[A run of records]
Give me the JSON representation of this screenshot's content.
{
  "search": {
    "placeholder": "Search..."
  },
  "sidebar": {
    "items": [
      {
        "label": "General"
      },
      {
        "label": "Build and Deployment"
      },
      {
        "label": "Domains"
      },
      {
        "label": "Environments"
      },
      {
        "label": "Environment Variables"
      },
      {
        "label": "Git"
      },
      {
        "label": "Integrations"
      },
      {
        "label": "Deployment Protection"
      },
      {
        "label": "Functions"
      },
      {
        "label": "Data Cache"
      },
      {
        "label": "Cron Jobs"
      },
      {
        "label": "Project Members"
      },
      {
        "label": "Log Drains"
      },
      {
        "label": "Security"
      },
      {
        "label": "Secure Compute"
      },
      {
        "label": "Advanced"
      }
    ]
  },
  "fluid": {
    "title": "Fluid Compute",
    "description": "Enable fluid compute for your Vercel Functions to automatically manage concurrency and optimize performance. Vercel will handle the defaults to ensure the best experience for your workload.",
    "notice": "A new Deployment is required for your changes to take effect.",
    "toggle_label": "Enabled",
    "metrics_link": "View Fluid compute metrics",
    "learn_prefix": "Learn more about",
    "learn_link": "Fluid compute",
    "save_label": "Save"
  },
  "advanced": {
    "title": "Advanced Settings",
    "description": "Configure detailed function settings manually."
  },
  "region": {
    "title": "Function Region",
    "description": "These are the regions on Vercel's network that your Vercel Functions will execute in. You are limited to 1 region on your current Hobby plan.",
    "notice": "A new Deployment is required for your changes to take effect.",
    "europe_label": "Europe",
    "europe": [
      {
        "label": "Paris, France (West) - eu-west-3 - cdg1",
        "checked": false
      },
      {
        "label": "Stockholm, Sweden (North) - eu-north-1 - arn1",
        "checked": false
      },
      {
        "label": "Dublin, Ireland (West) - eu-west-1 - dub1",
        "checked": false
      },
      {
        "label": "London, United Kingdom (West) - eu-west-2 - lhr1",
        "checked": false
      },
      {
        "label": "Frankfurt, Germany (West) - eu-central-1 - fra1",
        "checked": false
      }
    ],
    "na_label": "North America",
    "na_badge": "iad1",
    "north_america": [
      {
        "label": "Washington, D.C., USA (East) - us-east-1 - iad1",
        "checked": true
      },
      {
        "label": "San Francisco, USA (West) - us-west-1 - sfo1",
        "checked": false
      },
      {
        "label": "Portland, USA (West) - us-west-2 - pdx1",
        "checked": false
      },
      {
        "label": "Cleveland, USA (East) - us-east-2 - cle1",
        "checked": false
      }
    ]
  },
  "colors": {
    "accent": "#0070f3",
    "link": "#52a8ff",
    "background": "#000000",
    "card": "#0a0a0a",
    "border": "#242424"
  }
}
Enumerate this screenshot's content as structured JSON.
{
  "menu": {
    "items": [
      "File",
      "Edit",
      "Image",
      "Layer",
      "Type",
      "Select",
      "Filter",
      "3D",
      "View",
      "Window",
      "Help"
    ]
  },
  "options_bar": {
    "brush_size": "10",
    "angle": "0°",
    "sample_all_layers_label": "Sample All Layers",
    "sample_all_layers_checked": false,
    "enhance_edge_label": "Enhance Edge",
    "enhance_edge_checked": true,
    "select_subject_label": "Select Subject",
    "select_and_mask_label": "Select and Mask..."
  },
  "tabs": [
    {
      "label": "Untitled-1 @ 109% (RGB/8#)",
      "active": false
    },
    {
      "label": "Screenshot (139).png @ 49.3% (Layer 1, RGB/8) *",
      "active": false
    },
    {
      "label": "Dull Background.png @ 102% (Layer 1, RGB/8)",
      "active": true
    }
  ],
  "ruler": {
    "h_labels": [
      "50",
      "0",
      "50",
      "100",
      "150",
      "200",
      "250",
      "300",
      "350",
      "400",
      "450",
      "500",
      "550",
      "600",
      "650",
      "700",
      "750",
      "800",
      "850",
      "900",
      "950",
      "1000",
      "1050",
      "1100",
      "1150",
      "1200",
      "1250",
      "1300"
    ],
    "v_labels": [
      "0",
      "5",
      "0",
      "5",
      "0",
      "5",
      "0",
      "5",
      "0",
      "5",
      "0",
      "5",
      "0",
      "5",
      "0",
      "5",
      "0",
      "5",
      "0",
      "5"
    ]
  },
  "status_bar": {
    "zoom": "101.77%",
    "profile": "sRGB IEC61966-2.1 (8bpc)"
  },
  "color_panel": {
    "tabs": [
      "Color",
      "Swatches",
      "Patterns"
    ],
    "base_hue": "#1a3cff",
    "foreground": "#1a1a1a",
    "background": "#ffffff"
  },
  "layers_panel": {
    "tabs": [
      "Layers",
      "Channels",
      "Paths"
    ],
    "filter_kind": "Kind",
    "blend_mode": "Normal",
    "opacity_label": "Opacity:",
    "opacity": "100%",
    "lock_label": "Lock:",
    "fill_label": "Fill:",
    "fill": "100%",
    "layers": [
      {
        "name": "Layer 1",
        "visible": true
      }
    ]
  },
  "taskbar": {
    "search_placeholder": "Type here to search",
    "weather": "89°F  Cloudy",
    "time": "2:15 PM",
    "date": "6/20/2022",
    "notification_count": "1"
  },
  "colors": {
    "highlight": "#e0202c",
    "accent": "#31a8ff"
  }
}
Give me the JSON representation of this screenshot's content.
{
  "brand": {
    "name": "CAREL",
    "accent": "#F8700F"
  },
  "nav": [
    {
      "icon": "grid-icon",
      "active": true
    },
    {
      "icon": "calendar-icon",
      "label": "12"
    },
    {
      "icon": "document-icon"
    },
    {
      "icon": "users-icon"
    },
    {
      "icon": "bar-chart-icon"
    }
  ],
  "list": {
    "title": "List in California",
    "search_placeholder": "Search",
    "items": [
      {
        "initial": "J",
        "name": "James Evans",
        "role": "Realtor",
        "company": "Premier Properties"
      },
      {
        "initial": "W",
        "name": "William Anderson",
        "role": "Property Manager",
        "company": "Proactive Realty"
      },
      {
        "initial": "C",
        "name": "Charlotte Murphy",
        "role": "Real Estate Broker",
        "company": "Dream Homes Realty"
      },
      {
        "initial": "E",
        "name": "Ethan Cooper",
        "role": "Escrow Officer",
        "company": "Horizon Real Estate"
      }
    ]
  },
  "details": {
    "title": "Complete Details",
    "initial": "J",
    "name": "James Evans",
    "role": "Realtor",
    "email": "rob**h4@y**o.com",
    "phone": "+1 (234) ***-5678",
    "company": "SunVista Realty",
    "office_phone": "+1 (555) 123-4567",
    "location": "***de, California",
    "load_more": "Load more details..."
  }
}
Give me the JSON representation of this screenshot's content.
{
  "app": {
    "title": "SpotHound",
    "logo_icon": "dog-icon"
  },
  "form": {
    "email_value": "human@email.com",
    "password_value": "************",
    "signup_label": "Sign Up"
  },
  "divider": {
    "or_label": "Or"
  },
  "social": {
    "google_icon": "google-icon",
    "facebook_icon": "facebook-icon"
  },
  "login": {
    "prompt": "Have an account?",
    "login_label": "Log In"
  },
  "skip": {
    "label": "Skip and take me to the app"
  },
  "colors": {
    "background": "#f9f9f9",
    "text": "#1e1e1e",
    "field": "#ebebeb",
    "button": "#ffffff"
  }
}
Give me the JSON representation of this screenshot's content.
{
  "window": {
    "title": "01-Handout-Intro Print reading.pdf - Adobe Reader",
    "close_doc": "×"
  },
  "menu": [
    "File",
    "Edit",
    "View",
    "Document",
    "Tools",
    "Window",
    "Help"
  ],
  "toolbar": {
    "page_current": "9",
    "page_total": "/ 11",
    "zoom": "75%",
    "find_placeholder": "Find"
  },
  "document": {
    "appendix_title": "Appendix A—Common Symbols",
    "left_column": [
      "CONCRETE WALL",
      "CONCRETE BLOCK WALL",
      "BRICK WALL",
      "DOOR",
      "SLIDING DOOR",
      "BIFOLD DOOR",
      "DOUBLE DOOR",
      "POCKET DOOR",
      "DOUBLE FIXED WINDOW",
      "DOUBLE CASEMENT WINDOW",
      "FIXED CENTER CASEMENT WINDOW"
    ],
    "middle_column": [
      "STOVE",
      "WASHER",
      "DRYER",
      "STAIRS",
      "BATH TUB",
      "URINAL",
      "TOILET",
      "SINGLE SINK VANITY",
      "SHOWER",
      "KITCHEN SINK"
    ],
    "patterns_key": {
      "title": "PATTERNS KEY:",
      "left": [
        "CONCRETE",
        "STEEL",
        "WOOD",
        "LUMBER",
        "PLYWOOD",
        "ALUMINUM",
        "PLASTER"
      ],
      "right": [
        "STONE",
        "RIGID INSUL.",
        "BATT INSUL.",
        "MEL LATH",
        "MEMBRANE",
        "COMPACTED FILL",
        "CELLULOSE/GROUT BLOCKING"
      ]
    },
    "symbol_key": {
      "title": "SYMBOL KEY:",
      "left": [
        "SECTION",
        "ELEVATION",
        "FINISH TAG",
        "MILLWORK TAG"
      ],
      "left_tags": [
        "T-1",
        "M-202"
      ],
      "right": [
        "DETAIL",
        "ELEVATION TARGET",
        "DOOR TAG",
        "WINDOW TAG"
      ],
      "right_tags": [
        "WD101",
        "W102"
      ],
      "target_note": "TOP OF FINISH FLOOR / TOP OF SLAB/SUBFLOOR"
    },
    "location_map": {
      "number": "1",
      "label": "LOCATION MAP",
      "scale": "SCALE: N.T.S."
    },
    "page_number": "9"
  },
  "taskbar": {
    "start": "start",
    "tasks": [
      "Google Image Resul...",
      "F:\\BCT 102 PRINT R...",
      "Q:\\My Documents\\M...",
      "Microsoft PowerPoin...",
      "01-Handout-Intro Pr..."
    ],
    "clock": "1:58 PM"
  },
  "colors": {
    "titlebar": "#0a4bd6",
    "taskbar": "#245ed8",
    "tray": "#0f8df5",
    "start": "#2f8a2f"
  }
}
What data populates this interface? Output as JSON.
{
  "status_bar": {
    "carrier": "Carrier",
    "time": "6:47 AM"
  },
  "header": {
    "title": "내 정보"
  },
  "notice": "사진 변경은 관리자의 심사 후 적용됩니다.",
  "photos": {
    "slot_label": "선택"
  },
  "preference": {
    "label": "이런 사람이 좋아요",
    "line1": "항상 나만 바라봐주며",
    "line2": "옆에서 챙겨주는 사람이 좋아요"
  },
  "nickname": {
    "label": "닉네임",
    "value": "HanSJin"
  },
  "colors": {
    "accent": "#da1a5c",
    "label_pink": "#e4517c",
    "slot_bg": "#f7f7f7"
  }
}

## Task requirements
Say how many lines in this listing hold the string "accent", giving the count and nothing more.

## Solution for this task
4